+++ Data to use +++
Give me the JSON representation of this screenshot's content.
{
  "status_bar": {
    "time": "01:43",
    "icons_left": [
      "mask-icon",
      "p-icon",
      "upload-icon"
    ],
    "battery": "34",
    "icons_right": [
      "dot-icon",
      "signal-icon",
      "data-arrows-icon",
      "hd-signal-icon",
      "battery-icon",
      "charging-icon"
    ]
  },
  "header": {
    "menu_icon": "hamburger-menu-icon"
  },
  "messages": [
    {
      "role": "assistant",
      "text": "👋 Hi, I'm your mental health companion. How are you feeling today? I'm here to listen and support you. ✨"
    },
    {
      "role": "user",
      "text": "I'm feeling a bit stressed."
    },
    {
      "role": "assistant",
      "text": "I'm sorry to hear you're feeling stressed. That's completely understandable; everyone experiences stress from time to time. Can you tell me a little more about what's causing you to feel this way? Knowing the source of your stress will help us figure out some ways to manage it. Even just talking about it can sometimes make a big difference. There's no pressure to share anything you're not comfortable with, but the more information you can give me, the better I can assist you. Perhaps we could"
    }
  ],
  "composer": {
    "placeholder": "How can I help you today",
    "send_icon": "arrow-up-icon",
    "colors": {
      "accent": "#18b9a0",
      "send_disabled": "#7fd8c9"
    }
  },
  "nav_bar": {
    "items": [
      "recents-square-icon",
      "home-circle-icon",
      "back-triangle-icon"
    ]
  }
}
+++
» What the task requires
Using the listing above, retype each line exactly.

» Answer below
Give me the JSON representation of this screenshot's content.
{
  "status_bar": {
    "time": "01:43",
    "icons_left": [
      "mask-icon",
      "p-icon",
      "upload-icon"
    ],
    "battery": "34",
    "icons_right": [
      "dot-icon",
      "signal-icon",
      "data-arrows-icon",
      "hd-signal-icon",
      "battery-icon",
      "charging-icon"
    ]
  },
  "header": {
    "menu_icon": "hamburger-menu-icon"
  },
  "messages": [
    {
      "role": "assistant",
      "text": "👋 Hi, I'm your mental health companion. How are you feeling today? I'm here to listen and support you. ✨"
    },
    {
      "role": "user",
      "text": "I'm feeling a bit stressed."
    },
    {
      "role": "assistant",
      "text": "I'm sorry to hear you're feeling stressed. That's completely understandable; everyone experiences stress from time to time. Can you tell me a little more about what's causing you to feel this way? Knowing the source of your stress will help us figure out some ways to manage it. Even just talking about it can sometimes make a big difference. There's no pressure to share anything you're not comfortable with, but the more information you can give me, the better I can assist you. Perhaps we could"
    }
  ],
  "composer": {
    "placeholder": "How can I help you today",
    "send_icon": "arrow-up-icon",
    "colors": {
      "accent": "#18b9a0",
      "send_disabled": "#7fd8c9"
    }
  },
  "nav_bar": {
    "items": [
      "recents-square-icon",
      "home-circle-icon",
      "back-triangle-icon"
    ]
  }
}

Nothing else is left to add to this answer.